● EXERCISE INSTRUCTIONS:
Extend the piece on asteroid Ryugu and the Hayabusa2 mission below, picking up right after its last sentence.

Here's an unparalleled view of the surface of a massive asteroid orbiting the Sun some 300 million kilometers away.
Asteroid Ryugu, formally identified as 162173 Ryugu, provisional designation 1999 JU3, is a potentially hazardous asteroid of the Apollo Group.
The space rock was discovered in 1999 and is strangely shaped like a cube, measuring around 1 kilometer in diameter.
Its official name Ryūgū means Dragon Palace in Japanese and makes reference to an underwater palace in a Japanese folktale. The potentially hazardous asteroid makes its way around our sun at a distance of between 0.96–1.41 AU once every 16 months.
In 2018, the Japanese Hayabusa2 mission arrived at asteroid Ryugu in order to study the asteroid from orbit, and collect soil samples which will eventually be brought back to Earth for further studies.
And since arriving in orbit around Ryugu in June 0f 2018, the Hayabusa2 mission has continued surprising us positively.
Hayabusa2 launched in December of 2014 and planned to return to Earth, carrying surface samples of the asteroid by December 2020. This goal was achieved, and Hayabusa successfully delivered its alien content to scientists on Earth and is now making its way to its next target.
Its mission has been more than revealing for scientists.
In October of 2018, the spacecraft orbiting the asteroid launched a landing module onto the asteroid to take pictures of its surface. Descending to the asteroid from an altitude of around 41 meters, the MASCOT module impacted Ryugu’s surface bouncing 17 meters along the asteroid’s surface, eventually getting stuck in a depression of the asteroid.

● MATERIAL SUPPLIED:

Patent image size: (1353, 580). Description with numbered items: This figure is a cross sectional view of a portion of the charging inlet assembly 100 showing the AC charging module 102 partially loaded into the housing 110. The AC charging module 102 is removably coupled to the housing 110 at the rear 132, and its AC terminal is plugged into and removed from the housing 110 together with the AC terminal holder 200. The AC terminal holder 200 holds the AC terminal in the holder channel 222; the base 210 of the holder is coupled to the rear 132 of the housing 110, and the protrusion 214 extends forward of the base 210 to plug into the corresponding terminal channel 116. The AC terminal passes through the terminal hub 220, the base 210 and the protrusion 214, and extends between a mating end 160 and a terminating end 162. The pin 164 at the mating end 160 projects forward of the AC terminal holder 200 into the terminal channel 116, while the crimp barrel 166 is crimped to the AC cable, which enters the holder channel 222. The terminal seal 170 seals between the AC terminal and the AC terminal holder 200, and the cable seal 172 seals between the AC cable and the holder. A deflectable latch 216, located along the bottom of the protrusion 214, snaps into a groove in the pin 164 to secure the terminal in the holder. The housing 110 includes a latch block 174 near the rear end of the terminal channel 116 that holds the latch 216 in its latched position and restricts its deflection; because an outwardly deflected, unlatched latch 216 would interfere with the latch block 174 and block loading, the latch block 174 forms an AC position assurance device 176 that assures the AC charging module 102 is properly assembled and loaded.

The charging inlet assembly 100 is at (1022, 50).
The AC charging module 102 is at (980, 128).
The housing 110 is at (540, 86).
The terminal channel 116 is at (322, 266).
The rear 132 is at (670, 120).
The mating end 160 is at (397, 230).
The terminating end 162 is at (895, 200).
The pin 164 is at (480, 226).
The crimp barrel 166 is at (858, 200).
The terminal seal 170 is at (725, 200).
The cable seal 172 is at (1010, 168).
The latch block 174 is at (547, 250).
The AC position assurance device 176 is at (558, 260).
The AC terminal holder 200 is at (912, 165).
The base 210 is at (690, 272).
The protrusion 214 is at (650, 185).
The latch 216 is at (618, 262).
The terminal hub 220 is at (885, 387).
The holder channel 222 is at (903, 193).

● THE REPLY:
But despite getting stuck, MASCO managed to spin and snap breathtaking, unprecedented images of the asteroid’s geological features. MASCO photographed the asteroid both in its 6-minute descent and during the 17 hours MASCOT spent on Ryugu’s surface before its batteries ran out of juice, leaving MASCOT helpless on a one-kilometer wide asteroid.
The image snapped from the surface of Ryugu have been beamed back to Earth and published in a collection of breathtaking and revealing images from the surface of an asteroid orbiting our sun at unimaginable distances.
The photographs from the surface of the asteroid already reveal a plethora of information about asteroids and comets in our solar system. Experts say that the data gathered by Hayabusa2 will have important implications in our understanding of the cosmic bodies, as well as the formation of our solar system.
So far, analysis of the surface photographs of Ryugu has revealed to experts that the asteroid’s surface is eerily similar to meteorites discovered on Earth, known as carbonaceous chondrites.
Photographs of the surface of Ryugu have shown rocks that look like carbonaceous chondrite meteorites and revealed the presence of various types of rocks including dark-colored rocks that appear to be crumbled as cauliflowers, but also birther and smoother rocks, ranging in size from a few centimeters to several meters wide.
But one important thing scientists noticed in addition to the various rocks is that the surface of asteroid Ryugu lacked dust. This means that there must be a kind of unknown process that removes the dust from the surface of the asteroid, either sucking it into the core of the asteroid or pushing it out into space.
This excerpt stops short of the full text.